◆ The data ◆
§
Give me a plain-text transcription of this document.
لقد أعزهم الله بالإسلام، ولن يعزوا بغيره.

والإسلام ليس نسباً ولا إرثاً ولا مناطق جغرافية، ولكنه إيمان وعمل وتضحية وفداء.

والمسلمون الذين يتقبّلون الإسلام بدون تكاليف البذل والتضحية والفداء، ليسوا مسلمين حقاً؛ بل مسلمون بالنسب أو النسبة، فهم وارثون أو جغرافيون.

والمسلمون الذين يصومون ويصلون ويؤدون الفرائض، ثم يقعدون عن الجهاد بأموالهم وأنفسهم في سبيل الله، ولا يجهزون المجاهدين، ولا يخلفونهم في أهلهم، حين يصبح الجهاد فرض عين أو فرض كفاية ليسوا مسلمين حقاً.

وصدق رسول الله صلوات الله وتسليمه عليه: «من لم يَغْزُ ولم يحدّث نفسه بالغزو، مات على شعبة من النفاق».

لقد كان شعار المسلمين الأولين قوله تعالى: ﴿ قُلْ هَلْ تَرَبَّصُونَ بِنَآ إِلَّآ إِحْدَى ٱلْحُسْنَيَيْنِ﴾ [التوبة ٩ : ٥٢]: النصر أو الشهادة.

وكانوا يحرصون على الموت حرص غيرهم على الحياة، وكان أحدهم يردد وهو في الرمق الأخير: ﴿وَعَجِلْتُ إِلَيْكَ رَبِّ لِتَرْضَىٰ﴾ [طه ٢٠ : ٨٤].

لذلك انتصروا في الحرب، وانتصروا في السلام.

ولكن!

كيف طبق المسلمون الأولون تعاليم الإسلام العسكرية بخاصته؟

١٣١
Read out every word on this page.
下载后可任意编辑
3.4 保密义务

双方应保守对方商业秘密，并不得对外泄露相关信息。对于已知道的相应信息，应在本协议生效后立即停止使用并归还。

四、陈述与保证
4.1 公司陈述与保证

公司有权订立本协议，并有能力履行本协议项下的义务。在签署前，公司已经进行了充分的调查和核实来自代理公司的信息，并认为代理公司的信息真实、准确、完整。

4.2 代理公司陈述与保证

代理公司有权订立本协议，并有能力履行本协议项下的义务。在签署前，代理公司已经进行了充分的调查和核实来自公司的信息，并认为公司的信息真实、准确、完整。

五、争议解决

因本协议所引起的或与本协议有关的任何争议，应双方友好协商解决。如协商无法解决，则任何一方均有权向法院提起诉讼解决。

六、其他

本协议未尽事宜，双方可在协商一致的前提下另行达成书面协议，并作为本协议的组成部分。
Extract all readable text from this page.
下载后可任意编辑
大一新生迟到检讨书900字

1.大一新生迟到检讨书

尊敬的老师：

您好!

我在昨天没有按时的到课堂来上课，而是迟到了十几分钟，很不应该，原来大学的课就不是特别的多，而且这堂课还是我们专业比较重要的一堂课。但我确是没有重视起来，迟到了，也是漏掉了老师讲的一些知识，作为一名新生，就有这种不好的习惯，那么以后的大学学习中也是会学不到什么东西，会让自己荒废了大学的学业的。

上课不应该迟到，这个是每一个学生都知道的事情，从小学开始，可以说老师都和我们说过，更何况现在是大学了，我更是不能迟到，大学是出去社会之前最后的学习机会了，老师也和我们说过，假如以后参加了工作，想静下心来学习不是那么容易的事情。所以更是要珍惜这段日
§
◆ Problem description ◆
Search the listing for the word "并有能力履行本协议项下的义务". Copy every line in which it occurs.

◆ Exercise output ◆
公司有权订立本协议，并有能力履行本协议项下的义务。在签署前，公司已经进行了充分的调查和核实来自代理公司的信息，并认为代理公司的信息真实、准确、完整。
代理公司有权订立本协议，并有能力履行本协议项下的义务。在签署前，代理公司已经进行了充分的调查和核实来自公司的信息，并认为公司的信息真实、准确、完整。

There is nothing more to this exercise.